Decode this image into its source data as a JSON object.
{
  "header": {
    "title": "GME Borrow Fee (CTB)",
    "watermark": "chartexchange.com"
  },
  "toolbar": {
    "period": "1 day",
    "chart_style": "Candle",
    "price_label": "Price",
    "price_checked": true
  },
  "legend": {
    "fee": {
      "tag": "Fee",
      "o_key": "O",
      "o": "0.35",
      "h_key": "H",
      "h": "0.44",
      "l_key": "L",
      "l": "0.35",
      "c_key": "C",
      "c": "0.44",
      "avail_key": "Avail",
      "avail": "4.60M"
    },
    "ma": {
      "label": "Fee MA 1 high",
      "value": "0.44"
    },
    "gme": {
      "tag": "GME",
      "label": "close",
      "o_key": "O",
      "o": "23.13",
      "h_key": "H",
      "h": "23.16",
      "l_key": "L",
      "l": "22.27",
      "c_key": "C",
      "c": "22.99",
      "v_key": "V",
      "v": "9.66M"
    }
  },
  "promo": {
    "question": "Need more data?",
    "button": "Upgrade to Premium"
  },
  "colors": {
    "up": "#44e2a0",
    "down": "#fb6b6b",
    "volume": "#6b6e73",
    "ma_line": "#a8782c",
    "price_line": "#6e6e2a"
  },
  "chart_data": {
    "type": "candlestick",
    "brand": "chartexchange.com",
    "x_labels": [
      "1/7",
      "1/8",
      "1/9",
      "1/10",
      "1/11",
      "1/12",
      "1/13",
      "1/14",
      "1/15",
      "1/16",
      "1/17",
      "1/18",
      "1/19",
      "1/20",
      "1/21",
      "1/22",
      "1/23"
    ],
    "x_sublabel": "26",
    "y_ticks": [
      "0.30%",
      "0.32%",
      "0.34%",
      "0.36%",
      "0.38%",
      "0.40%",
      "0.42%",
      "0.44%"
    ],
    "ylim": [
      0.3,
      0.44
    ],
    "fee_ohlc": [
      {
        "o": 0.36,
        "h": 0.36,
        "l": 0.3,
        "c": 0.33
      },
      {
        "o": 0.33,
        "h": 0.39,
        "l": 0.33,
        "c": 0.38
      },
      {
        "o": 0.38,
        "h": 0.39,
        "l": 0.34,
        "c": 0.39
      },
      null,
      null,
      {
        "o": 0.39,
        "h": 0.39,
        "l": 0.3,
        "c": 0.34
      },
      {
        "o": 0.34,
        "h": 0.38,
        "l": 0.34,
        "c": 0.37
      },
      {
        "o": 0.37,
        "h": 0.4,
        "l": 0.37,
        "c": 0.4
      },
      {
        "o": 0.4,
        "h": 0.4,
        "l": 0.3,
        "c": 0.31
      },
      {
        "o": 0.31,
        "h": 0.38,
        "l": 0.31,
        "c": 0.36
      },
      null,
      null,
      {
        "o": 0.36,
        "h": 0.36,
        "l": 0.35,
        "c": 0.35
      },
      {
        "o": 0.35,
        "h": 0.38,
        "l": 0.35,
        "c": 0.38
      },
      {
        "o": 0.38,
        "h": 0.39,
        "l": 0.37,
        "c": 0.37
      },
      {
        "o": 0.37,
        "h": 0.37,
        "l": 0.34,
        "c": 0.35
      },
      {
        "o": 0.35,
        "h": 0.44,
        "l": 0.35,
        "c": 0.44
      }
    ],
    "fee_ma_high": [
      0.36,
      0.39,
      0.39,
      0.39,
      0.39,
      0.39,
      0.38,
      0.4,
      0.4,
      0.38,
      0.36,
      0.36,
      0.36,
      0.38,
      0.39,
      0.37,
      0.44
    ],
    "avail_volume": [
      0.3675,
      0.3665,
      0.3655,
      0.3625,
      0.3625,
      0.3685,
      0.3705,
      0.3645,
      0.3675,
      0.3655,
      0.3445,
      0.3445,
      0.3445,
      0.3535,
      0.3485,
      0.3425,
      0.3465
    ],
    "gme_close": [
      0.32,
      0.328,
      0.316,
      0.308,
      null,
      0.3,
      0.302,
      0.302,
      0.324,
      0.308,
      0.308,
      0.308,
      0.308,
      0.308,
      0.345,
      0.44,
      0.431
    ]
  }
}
...
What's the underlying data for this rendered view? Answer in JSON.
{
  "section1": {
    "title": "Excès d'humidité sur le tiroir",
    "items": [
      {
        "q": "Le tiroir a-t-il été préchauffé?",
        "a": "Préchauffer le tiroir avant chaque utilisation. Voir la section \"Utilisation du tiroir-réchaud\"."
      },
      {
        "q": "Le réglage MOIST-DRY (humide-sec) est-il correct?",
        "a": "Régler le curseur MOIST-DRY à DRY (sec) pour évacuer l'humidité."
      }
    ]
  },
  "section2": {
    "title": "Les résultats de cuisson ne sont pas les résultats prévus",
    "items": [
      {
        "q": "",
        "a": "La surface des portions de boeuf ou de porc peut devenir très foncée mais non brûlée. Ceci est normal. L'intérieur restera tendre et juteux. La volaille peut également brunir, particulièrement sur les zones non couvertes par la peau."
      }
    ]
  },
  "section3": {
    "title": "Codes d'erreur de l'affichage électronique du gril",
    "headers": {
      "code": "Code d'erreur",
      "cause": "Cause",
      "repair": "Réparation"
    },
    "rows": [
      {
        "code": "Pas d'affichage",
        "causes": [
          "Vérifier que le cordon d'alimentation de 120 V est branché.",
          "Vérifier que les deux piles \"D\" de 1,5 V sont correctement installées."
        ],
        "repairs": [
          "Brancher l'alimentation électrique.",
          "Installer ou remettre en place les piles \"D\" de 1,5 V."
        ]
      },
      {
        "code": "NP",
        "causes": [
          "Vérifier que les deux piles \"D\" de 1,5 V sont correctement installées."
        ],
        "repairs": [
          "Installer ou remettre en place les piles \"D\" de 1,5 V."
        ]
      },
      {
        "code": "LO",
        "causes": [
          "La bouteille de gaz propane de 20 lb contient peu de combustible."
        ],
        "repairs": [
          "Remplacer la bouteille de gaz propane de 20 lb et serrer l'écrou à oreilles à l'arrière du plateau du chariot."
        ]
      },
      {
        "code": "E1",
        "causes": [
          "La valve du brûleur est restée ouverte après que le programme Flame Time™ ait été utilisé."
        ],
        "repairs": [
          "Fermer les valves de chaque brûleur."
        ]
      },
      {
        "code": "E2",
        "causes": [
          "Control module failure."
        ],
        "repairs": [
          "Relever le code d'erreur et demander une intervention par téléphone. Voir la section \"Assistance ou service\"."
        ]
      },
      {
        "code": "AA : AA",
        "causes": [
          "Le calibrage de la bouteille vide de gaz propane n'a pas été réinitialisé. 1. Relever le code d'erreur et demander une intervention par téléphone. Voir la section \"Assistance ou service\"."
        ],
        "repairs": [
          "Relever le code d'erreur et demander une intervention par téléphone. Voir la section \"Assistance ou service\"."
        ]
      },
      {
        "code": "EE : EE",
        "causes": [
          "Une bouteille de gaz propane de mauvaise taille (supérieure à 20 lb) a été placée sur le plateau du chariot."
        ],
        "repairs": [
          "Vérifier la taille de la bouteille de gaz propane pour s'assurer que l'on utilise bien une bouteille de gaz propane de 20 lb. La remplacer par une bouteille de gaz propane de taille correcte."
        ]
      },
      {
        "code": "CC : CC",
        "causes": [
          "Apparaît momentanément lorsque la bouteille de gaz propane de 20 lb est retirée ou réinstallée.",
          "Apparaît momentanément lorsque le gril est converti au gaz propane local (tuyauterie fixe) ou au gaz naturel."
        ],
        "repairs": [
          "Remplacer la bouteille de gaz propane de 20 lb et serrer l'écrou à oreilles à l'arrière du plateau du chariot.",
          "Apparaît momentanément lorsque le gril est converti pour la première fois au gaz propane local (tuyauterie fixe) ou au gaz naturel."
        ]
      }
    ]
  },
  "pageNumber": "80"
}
--
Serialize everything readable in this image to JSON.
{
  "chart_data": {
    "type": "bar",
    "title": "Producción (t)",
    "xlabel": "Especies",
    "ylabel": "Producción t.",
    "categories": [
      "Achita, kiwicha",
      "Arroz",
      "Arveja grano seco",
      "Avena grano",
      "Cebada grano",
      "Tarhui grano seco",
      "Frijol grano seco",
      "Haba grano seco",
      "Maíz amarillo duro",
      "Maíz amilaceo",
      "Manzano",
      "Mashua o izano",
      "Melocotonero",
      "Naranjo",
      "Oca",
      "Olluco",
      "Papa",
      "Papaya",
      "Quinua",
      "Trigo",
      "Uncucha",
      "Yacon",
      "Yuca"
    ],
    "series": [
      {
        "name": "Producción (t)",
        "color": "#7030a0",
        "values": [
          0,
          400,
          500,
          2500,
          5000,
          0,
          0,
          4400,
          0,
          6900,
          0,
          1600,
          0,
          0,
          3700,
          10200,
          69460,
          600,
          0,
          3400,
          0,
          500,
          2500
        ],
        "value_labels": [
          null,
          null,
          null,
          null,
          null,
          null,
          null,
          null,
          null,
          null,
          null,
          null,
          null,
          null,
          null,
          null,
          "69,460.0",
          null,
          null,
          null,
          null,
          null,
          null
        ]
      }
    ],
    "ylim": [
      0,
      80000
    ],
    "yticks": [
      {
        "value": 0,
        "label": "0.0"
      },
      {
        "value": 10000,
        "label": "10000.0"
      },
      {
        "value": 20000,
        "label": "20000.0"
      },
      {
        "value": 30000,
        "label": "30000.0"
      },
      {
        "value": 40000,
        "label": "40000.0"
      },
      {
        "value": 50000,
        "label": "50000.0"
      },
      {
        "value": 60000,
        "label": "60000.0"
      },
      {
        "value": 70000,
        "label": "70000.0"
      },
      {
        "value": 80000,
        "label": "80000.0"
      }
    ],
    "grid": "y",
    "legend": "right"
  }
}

● **Problem requirements**
Of the lines in the material, how many include "Vérifier"? Respond with the number alone.

● **Output of the task**
4